>>

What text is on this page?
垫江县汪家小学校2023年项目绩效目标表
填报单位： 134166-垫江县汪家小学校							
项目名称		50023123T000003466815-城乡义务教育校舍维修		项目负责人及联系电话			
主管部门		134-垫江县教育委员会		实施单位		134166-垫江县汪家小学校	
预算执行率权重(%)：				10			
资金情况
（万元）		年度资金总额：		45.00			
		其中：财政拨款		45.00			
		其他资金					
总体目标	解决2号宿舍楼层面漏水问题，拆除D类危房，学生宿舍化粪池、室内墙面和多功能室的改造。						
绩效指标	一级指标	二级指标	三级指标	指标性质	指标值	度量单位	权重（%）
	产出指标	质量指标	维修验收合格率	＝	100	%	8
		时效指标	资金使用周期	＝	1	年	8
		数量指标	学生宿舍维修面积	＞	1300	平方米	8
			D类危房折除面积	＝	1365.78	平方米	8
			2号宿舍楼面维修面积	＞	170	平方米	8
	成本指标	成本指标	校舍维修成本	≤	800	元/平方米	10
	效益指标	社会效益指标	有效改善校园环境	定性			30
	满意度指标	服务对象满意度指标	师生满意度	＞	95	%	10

<<

STATED PROBLEM
All of the records must be repeated exactly.

RESULT
What text is on this page?
垫江县汪家小学校2023年项目绩效目标表
填报单位： 134166-垫江县汪家小学校							
项目名称		50023123T000003466815-城乡义务教育校舍维修		项目负责人及联系电话			
主管部门		134-垫江县教育委员会		实施单位		134166-垫江县汪家小学校	
预算执行率权重(%)：				10			
资金情况
（万元）		年度资金总额：		45.00			
		其中：财政拨款		45.00			
		其他资金					
总体目标	解决2号宿舍楼层面漏水问题，拆除D类危房，学生宿舍化粪池、室内墙面和多功能室的改造。						
绩效指标	一级指标	二级指标	三级指标	指标性质	指标值	度量单位	权重（%）
	产出指标	质量指标	维修验收合格率	＝	100	%	8
		时效指标	资金使用周期	＝	1	年	8
		数量指标	学生宿舍维修面积	＞	1300	平方米	8
			D类危房折除面积	＝	1365.78	平方米	8
			2号宿舍楼面维修面积	＞	170	平方米	8
	成本指标	成本指标	校舍维修成本	≤	800	元/平方米	10
	效益指标	社会效益指标	有效改善校园环境	定性			30
	满意度指标	服务对象满意度指标	师生满意度	＞	95	%	10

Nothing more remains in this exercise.